[Data listing]

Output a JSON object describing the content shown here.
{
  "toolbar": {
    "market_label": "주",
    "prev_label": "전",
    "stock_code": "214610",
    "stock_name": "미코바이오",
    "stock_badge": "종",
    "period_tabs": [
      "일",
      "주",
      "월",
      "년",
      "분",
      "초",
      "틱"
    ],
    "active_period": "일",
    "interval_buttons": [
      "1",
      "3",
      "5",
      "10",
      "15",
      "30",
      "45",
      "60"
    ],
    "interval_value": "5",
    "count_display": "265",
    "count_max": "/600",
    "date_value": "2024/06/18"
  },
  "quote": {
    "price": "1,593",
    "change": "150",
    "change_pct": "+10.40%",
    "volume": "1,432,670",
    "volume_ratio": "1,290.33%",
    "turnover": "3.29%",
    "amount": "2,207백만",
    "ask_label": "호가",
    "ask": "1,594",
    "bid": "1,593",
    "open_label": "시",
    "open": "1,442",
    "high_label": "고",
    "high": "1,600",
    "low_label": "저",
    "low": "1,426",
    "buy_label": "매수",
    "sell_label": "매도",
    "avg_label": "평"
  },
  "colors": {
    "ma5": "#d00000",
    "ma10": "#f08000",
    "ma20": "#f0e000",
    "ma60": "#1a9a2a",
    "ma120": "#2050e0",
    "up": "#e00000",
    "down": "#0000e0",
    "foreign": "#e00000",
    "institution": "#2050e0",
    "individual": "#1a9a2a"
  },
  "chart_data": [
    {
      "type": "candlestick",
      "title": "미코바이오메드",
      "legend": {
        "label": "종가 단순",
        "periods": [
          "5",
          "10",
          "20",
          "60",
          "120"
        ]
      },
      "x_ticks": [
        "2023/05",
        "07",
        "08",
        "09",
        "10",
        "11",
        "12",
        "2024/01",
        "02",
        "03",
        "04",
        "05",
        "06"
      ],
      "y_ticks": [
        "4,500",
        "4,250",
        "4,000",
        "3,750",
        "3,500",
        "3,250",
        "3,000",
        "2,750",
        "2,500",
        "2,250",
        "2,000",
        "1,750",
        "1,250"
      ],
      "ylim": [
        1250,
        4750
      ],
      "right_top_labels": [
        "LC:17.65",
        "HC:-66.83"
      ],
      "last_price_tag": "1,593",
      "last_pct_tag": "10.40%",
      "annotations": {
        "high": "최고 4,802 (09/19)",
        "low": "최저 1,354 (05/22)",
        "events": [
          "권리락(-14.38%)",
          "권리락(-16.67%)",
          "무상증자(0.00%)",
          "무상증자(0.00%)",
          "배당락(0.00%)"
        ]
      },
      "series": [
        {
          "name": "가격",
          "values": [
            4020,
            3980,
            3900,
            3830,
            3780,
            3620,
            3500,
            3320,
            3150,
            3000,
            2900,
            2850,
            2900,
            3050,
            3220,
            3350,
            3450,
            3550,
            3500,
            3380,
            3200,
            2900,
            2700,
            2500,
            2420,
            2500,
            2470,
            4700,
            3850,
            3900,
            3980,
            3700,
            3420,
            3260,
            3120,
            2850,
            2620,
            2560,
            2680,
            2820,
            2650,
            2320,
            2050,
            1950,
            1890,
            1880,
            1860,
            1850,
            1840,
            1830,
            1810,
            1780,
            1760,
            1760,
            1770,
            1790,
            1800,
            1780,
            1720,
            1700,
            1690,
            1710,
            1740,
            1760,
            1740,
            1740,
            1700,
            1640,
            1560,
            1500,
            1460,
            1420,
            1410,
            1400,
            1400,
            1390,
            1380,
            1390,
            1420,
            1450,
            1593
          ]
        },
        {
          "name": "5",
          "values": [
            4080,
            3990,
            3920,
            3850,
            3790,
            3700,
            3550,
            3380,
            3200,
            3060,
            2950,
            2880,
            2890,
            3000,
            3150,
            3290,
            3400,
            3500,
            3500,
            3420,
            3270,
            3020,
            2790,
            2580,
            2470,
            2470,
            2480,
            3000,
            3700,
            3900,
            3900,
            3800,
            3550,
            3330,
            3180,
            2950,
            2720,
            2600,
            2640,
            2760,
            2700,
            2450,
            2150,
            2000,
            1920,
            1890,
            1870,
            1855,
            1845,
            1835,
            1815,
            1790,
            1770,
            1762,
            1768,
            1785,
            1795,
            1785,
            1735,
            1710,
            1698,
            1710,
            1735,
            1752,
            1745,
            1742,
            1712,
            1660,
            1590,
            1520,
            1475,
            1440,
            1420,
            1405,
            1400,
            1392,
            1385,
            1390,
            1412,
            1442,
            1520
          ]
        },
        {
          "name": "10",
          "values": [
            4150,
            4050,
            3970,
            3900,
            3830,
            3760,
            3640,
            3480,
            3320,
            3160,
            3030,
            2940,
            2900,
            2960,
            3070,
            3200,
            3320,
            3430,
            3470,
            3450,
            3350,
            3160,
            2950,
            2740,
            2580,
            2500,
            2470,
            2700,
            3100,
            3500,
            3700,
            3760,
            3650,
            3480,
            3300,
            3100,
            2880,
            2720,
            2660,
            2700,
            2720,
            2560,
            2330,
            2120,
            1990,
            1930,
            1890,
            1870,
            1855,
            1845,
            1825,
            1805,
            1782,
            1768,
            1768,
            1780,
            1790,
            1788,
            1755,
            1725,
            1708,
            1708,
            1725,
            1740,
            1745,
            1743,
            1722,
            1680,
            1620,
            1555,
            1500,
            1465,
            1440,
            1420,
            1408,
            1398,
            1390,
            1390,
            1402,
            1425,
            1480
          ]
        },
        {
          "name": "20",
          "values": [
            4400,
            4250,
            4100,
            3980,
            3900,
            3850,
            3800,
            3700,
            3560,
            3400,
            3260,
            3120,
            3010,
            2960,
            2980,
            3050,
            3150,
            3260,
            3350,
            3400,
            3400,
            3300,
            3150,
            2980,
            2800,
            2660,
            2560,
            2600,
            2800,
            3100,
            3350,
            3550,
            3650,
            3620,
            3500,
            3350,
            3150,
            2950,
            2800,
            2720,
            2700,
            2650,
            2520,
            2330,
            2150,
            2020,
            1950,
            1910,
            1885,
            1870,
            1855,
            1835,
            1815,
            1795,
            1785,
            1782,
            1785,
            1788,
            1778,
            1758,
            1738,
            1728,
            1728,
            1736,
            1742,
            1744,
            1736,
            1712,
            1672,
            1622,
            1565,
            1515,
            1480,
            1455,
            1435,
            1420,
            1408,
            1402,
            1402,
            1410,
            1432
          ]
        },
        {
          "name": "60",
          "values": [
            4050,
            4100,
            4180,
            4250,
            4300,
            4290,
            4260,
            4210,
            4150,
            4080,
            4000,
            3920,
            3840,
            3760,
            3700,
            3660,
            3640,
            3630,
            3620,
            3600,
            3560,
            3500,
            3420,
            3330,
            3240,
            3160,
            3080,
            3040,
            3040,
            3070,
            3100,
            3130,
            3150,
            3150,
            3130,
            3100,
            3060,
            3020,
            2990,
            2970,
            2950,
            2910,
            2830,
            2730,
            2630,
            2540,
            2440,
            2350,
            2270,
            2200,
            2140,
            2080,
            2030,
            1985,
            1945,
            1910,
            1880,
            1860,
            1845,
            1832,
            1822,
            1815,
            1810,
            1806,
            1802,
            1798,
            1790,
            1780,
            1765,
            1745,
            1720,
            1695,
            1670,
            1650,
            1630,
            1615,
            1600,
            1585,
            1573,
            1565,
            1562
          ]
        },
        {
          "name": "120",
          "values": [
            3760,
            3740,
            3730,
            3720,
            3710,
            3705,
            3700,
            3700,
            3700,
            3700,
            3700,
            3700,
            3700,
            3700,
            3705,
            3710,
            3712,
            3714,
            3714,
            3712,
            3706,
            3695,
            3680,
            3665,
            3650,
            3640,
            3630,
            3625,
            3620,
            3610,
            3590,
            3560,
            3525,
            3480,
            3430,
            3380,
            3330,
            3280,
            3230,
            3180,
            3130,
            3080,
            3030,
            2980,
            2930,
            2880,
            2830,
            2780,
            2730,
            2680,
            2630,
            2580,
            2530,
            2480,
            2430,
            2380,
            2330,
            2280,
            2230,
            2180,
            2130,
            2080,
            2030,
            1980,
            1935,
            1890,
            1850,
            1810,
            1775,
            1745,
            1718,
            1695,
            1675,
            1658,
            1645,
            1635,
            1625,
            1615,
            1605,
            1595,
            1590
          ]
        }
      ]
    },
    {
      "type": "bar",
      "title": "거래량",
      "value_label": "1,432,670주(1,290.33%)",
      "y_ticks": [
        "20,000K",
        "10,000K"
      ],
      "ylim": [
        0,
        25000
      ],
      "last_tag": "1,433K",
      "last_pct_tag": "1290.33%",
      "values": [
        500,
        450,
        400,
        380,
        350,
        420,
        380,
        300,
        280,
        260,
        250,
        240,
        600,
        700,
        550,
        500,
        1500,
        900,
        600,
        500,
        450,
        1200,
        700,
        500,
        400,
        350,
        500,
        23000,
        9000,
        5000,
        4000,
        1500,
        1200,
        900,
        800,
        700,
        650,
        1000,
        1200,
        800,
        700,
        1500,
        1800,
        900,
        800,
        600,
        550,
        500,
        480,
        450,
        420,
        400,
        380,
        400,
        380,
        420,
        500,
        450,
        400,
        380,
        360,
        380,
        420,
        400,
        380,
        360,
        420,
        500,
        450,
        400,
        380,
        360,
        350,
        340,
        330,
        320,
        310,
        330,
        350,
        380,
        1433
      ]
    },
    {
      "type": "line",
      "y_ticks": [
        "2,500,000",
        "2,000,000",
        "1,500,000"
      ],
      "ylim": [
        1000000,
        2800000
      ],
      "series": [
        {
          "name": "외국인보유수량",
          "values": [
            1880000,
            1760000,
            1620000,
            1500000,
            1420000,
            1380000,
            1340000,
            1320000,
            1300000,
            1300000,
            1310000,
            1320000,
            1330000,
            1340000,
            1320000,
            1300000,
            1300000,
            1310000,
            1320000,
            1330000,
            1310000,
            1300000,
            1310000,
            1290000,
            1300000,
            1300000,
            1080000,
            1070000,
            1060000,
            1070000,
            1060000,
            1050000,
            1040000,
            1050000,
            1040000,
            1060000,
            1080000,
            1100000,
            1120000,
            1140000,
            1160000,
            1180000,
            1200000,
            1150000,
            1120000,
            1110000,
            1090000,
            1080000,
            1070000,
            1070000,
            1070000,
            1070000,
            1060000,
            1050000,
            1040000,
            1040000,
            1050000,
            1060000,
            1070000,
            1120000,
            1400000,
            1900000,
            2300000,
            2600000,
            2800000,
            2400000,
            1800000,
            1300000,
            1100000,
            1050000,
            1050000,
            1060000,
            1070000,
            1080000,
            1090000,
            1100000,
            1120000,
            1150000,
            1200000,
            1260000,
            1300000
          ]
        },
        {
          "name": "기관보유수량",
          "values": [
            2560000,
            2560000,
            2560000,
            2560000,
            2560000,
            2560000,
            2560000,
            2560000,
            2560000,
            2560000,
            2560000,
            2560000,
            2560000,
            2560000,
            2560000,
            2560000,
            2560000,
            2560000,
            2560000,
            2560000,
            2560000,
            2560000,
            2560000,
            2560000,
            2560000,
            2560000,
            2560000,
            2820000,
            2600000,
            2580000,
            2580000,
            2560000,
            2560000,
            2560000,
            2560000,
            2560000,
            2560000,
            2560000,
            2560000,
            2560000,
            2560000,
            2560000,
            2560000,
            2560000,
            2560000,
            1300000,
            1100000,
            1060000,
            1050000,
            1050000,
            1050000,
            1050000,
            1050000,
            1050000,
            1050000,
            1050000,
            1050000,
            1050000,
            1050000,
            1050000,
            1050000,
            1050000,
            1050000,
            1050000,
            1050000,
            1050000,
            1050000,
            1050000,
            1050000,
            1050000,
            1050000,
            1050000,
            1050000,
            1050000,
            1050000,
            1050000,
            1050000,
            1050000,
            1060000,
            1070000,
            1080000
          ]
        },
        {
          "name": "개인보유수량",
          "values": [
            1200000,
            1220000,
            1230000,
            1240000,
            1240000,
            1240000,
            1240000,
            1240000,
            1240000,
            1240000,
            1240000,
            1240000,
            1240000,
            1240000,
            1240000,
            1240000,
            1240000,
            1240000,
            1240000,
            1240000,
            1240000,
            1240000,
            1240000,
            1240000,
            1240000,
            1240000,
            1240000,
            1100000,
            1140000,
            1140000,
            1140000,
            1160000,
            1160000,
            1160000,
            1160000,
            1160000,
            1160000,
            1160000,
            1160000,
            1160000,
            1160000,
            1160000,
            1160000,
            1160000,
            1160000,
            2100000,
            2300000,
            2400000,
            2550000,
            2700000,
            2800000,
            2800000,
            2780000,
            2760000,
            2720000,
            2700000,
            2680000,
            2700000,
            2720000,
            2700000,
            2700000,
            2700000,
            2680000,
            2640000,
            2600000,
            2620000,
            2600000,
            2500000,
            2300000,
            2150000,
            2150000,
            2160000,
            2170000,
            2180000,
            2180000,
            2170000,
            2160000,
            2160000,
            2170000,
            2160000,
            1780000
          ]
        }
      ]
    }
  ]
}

→ **GOAL OF THE EXERCISE**: Which lines above contain "type"? Show each of them.

→ **WORKED SOLUTION**:
      "type": "candlestick",
      "type": "bar",
      "type": "line",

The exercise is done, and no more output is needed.